**What this task involves:**
Images do not belong in the copy. Retype all the entries below exactly.

**Dataset extract:**
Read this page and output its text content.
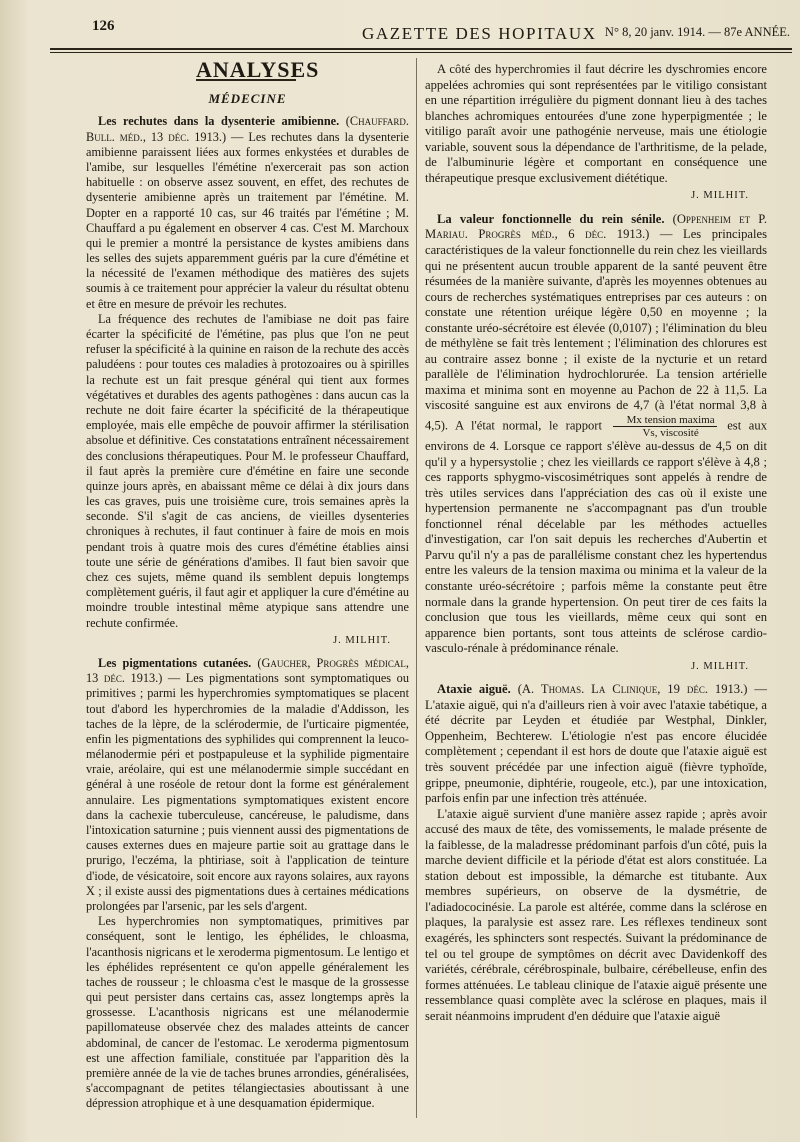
126	GAZETTE DES HOPITAUX N° 8, 20 janv. 1914. — 87e ANNÉE.
ANALYSES
MÉDECINE

Les rechutes dans la dysenterie amibienne. (Chauffard. Bull. méd., 13 déc. 1913.) — Les rechutes dans la dysenterie amibienne paraissent liées aux formes enkystées et durables de l'amibe, sur lesquelles l'émétine n'exercerait pas son action habituelle : on observe assez souvent, en effet, des rechutes de dysenterie amibienne après un traitement par l'émétine. M. Dopter en a rapporté 10 cas, sur 46 traités par l'émétine ; M. Chauffard a pu également en observer 4 cas. C'est M. Marchoux qui le premier a montré la persistance de kystes amibiens dans les selles des sujets apparemment guéris par la cure d'émétine et la nécessité de l'examen méthodique des matières des sujets soumis à ce traitement pour apprécier la valeur du résultat obtenu et être en mesure de prévoir les rechutes.

La fréquence des rechutes de l'amibiase ne doit pas faire écarter la spécificité de l'émétine, pas plus que l'on ne peut refuser la spécificité à la quinine en raison de la rechute des accès paludéens : pour toutes ces maladies à protozoaires ou à spirilles la rechute est un fait presque général qui tient aux formes végétatives et durables des agents pathogènes : dans aucun cas la rechute ne doit faire écarter la spécificité de la thérapeutique employée, mais elle empêche de pouvoir affirmer la stérilisation absolue et définitive. Ces constatations entraînent nécessairement des conclusions thérapeutiques. Pour M. le professeur Chauffard, il faut après la première cure d'émétine en faire une seconde quinze jours après, en abaissant même ce délai à dix jours dans les cas graves, puis une troisième cure, trois semaines après la seconde. S'il s'agit de cas anciens, de vieilles dysenteries chroniques à rechutes, il faut continuer à faire de mois en mois pendant trois à quatre mois des cures d'émétine établies ainsi toute une série de générations d'amibes. Il faut bien savoir que chez ces sujets, même quand ils semblent depuis longtemps complètement guéris, il faut agir et appliquer la cure d'émétine au moindre trouble intestinal même atypique sans attendre une rechute confirmée.

J. MILHIT.

Les pigmentations cutanées. (Gaucher, Progrès médical, 13 déc. 1913.) — Les pigmentations sont symptomatiques ou primitives ; parmi les hyperchromies symptomatiques se placent tout d'abord les hyperchromies de la maladie d'Addisson, les taches de la lèpre, de la sclérodermie, de l'urticaire pigmentée, enfin les pigmentations des syphilides qui comprennent la leuco-mélanodermie péri et postpapuleuse et la syphilide pigmentaire vraie, aréolaire, qui est une mélanodermie simple succédant en général à une roséole de retour dont la forme est généralement annulaire. Les pigmentations symptomatiques existent encore dans la cachexie tuberculeuse, cancéreuse, le paludisme, dans l'intoxication saturnine ; puis viennent aussi des pigmentations de causes externes dues en majeure partie soit au grattage dans le prurigo, l'eczéma, la phtiriase, soit à l'application de teinture d'iode, de vésicatoire, soit encore aux rayons solaires, aux rayons X ; il existe aussi des pigmentations dues à certaines médications prolongées par l'arsenic, par les sels d'argent.

Les hyperchromies non symptomatiques, primitives par conséquent, sont le lentigo, les éphélides, le chloasma, l'acanthosis nigricans et le xeroderma pigmentosum. Le lentigo et les éphélides représentent ce qu'on appelle généralement les taches de rousseur ; le chloasma c'est le masque de la grossesse qui peut persister dans certains cas, assez longtemps après la grossesse. L'acanthosis nigricans est une mélanodermie papillomateuse observée chez des malades atteints de cancer abdominal, de cancer de l'estomac. Le xeroderma pigmentosum est une affection familiale, constituée par l'apparition dès la première année de la vie de taches brunes arrondies, généralisées, s'accompagnant de petites télangiectasies aboutissant à une dépression atrophique et à une desquamation épidermique.

A côté des hyperchromies il faut décrire les dyschromies encore appelées achromies qui sont représentées par le vitiligo consistant en une répartition irrégulière du pigment donnant lieu à des taches blanches achromiques entourées d'une zone hyperpigmentée ; le vitiligo paraît avoir une pathogénie nerveuse, mais une étiologie variable, souvent sous la dépendance de l'arthritisme, de la pelade, de l'albuminurie légère et comportant en conséquence une thérapeutique presque exclusivement diététique.

J. MILHIT.

La valeur fonctionnelle du rein sénile. (Oppenheim et P. Mariau. Progrès méd., 6 déc. 1913.) — Les principales caractéristiques de la valeur fonctionnelle du rein chez les vieillards qui ne présentent aucun trouble apparent de la santé peuvent être résumées de la manière suivante, d'après les moyennes obtenues au cours de recherches systématiques entreprises par ces auteurs : on constate une rétention uréique légère 0,50 en moyenne ; la constante uréo-sécrétoire est élevée (0,0107) ; l'élimination du bleu de méthylène se fait très lentement ; l'élimination des chlorures est au contraire assez bonne ; il existe de la nycturie et un retard parallèle de l'élimination hydrochlorurée. La tension artérielle maxima et minima sont en moyenne au Pachon de 22 à 11,5. La viscosité sanguine est aux environs de 4,7 (à l'état normal 3,8 à 4,5). A l'état normal, le rapport $\frac{\text{Mx tension maxima}}{\text{Vs, viscosité}}$ est aux environs de 4. Lorsque ce rapport s'élève au-dessus de 4,5 on dit qu'il y a hypersystolie ; chez les vieillards ce rapport s'élève à 4,8 ; ces rapports sphygmo-viscosimétriques sont appelés à rendre de très utiles services dans l'appréciation des cas où il existe une hypertension permanente ne s'accompagnant pas d'un trouble fonctionnel rénal décelable par les méthodes actuelles d'investigation, car l'on sait depuis les recherches d'Aubertin et Parvu qu'il n'y a pas de parallélisme constant chez les hypertendus entre les valeurs de la tension maxima ou minima et la valeur de la constante uréo-sécrétoire ; parfois même la constante peut être normale dans la grande hypertension. On peut tirer de ces faits la conclusion que tous les vieillards, même ceux qui sont en apparence bien portants, sont tous atteints de sclérose cardio-vasculo-rénale à prédominance rénale.

J. MILHIT.

Ataxie aiguë. (A. Thomas. La Clinique, 19 déc. 1913.) — L'ataxie aiguë, qui n'a d'ailleurs rien à voir avec l'ataxie tabétique, a été décrite par Leyden et étudiée par Westphal, Dinkler, Oppenheim, Bechterew. L'étiologie n'est pas encore élucidée complètement ; cependant il est hors de doute que l'ataxie aiguë est très souvent précédée par une infection aiguë (fièvre typhoïde, grippe, pneumonie, diphtérie, rougeole, etc.), par une intoxication, parfois enfin par une infection très atténuée.

L'ataxie aiguë survient d'une manière assez rapide ; après avoir accusé des maux de tête, des vomissements, le malade présente de la faiblesse, de la maladresse prédominant parfois d'un côté, puis la marche devient difficile et la période d'état est alors constituée. La station debout est impossible, la démarche est titubante. Aux membres supérieurs, on observe de la dysmétrie, de l'adiadococinésie. La parole est altérée, comme dans la sclérose en plaques, la paralysie est assez rare. Les réflexes tendineux sont exagérés, les sphincters sont respectés. Suivant la prédominance de tel ou tel groupe de symptômes on décrit avec Davidenkoff des variétés, cérébrale, cérébrospinale, bulbaire, cérébelleuse, enfin des formes atténuées. Le tableau clinique de l'ataxie aiguë présente une ressemblance quasi complète avec la sclérose en plaques, mais il serait néanmoins imprudent d'en déduire que l'ataxie aiguë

**Answer in full:**
Read this page and output its text content.
126	GAZETTE DES HOPITAUX N° 8, 20 janv. 1914. — 87e ANNÉE.
ANALYSES
MÉDECINE

Les rechutes dans la dysenterie amibienne. (Chauffard. Bull. méd., 13 déc. 1913.) — Les rechutes dans la dysenterie amibienne paraissent liées aux formes enkystées et durables de l'amibe, sur lesquelles l'émétine n'exercerait pas son action habituelle : on observe assez souvent, en effet, des rechutes de dysenterie amibienne après un traitement par l'émétine. M. Dopter en a rapporté 10 cas, sur 46 traités par l'émétine ; M. Chauffard a pu également en observer 4 cas. C'est M. Marchoux qui le premier a montré la persistance de kystes amibiens dans les selles des sujets apparemment guéris par la cure d'émétine et la nécessité de l'examen méthodique des matières des sujets soumis à ce traitement pour apprécier la valeur du résultat obtenu et être en mesure de prévoir les rechutes.

La fréquence des rechutes de l'amibiase ne doit pas faire écarter la spécificité de l'émétine, pas plus que l'on ne peut refuser la spécificité à la quinine en raison de la rechute des accès paludéens : pour toutes ces maladies à protozoaires ou à spirilles la rechute est un fait presque général qui tient aux formes végétatives et durables des agents pathogènes : dans aucun cas la rechute ne doit faire écarter la spécificité de la thérapeutique employée, mais elle empêche de pouvoir affirmer la stérilisation absolue et définitive. Ces constatations entraînent nécessairement des conclusions thérapeutiques. Pour M. le professeur Chauffard, il faut après la première cure d'émétine en faire une seconde quinze jours après, en abaissant même ce délai à dix jours dans les cas graves, puis une troisième cure, trois semaines après la seconde. S'il s'agit de cas anciens, de vieilles dysenteries chroniques à rechutes, il faut continuer à faire de mois en mois pendant trois à quatre mois des cures d'émétine établies ainsi toute une série de générations d'amibes. Il faut bien savoir que chez ces sujets, même quand ils semblent depuis longtemps complètement guéris, il faut agir et appliquer la cure d'émétine au moindre trouble intestinal même atypique sans attendre une rechute confirmée.

J. MILHIT.

Les pigmentations cutanées. (Gaucher, Progrès médical, 13 déc. 1913.) — Les pigmentations sont symptomatiques ou primitives ; parmi les hyperchromies symptomatiques se placent tout d'abord les hyperchromies de la maladie d'Addisson, les taches de la lèpre, de la sclérodermie, de l'urticaire pigmentée, enfin les pigmentations des syphilides qui comprennent la leuco-mélanodermie péri et postpapuleuse et la syphilide pigmentaire vraie, aréolaire, qui est une mélanodermie simple succédant en général à une roséole de retour dont la forme est généralement annulaire. Les pigmentations symptomatiques existent encore dans la cachexie tuberculeuse, cancéreuse, le paludisme, dans l'intoxication saturnine ; puis viennent aussi des pigmentations de causes externes dues en majeure partie soit au grattage dans le prurigo, l'eczéma, la phtiriase, soit à l'application de teinture d'iode, de vésicatoire, soit encore aux rayons solaires, aux rayons X ; il existe aussi des pigmentations dues à certaines médications prolongées par l'arsenic, par les sels d'argent.

Les hyperchromies non symptomatiques, primitives par conséquent, sont le lentigo, les éphélides, le chloasma, l'acanthosis nigricans et le xeroderma pigmentosum. Le lentigo et les éphélides représentent ce qu'on appelle généralement les taches de rousseur ; le chloasma c'est le masque de la grossesse qui peut persister dans certains cas, assez longtemps après la grossesse. L'acanthosis nigricans est une mélanodermie papillomateuse observée chez des malades atteints de cancer abdominal, de cancer de l'estomac. Le xeroderma pigmentosum est une affection familiale, constituée par l'apparition dès la première année de la vie de taches brunes arrondies, généralisées, s'accompagnant de petites télangiectasies aboutissant à une dépression atrophique et à une desquamation épidermique.

A côté des hyperchromies il faut décrire les dyschromies encore appelées achromies qui sont représentées par le vitiligo consistant en une répartition irrégulière du pigment donnant lieu à des taches blanches achromiques entourées d'une zone hyperpigmentée ; le vitiligo paraît avoir une pathogénie nerveuse, mais une étiologie variable, souvent sous la dépendance de l'arthritisme, de la pelade, de l'albuminurie légère et comportant en conséquence une thérapeutique presque exclusivement diététique.

J. MILHIT.

La valeur fonctionnelle du rein sénile. (Oppenheim et P. Mariau. Progrès méd., 6 déc. 1913.) — Les principales caractéristiques de la valeur fonctionnelle du rein chez les vieillards qui ne présentent aucun trouble apparent de la santé peuvent être résumées de la manière suivante, d'après les moyennes obtenues au cours de recherches systématiques entreprises par ces auteurs : on constate une rétention uréique légère 0,50 en moyenne ; la constante uréo-sécrétoire est élevée (0,0107) ; l'élimination du bleu de méthylène se fait très lentement ; l'élimination des chlorures est au contraire assez bonne ; il existe de la nycturie et un retard parallèle de l'élimination hydrochlorurée. La tension artérielle maxima et minima sont en moyenne au Pachon de 22 à 11,5. La viscosité sanguine est aux environs de 4,7 (à l'état normal 3,8 à 4,5). A l'état normal, le rapport $\frac{\text{Mx tension maxima}}{\text{Vs, viscosité}}$ est aux environs de 4. Lorsque ce rapport s'élève au-dessus de 4,5 on dit qu'il y a hypersystolie ; chez les vieillards ce rapport s'élève à 4,8 ; ces rapports sphygmo-viscosimétriques sont appelés à rendre de très utiles services dans l'appréciation des cas où il existe une hypertension permanente ne s'accompagnant pas d'un trouble fonctionnel rénal décelable par les méthodes actuelles d'investigation, car l'on sait depuis les recherches d'Aubertin et Parvu qu'il n'y a pas de parallélisme constant chez les hypertendus entre les valeurs de la tension maxima ou minima et la valeur de la constante uréo-sécrétoire ; parfois même la constante peut être normale dans la grande hypertension. On peut tirer de ces faits la conclusion que tous les vieillards, même ceux qui sont en apparence bien portants, sont tous atteints de sclérose cardio-vasculo-rénale à prédominance rénale.

J. MILHIT.

Ataxie aiguë. (A. Thomas. La Clinique, 19 déc. 1913.) — L'ataxie aiguë, qui n'a d'ailleurs rien à voir avec l'ataxie tabétique, a été décrite par Leyden et étudiée par Westphal, Dinkler, Oppenheim, Bechterew. L'étiologie n'est pas encore élucidée complètement ; cependant il est hors de doute que l'ataxie aiguë est très souvent précédée par une infection aiguë (fièvre typhoïde, grippe, pneumonie, diphtérie, rougeole, etc.), par une intoxication, parfois enfin par une infection très atténuée.

L'ataxie aiguë survient d'une manière assez rapide ; après avoir accusé des maux de tête, des vomissements, le malade présente de la faiblesse, de la maladresse prédominant parfois d'un côté, puis la marche devient difficile et la période d'état est alors constituée. La station debout est impossible, la démarche est titubante. Aux membres supérieurs, on observe de la dysmétrie, de l'adiadococinésie. La parole est altérée, comme dans la sclérose en plaques, la paralysie est assez rare. Les réflexes tendineux sont exagérés, les sphincters sont respectés. Suivant la prédominance de tel ou tel groupe de symptômes on décrit avec Davidenkoff des variétés, cérébrale, cérébrospinale, bulbaire, cérébelleuse, enfin des formes atténuées. Le tableau clinique de l'ataxie aiguë présente une ressemblance quasi complète avec la sclérose en plaques, mais il serait néanmoins imprudent d'en déduire que l'ataxie aiguë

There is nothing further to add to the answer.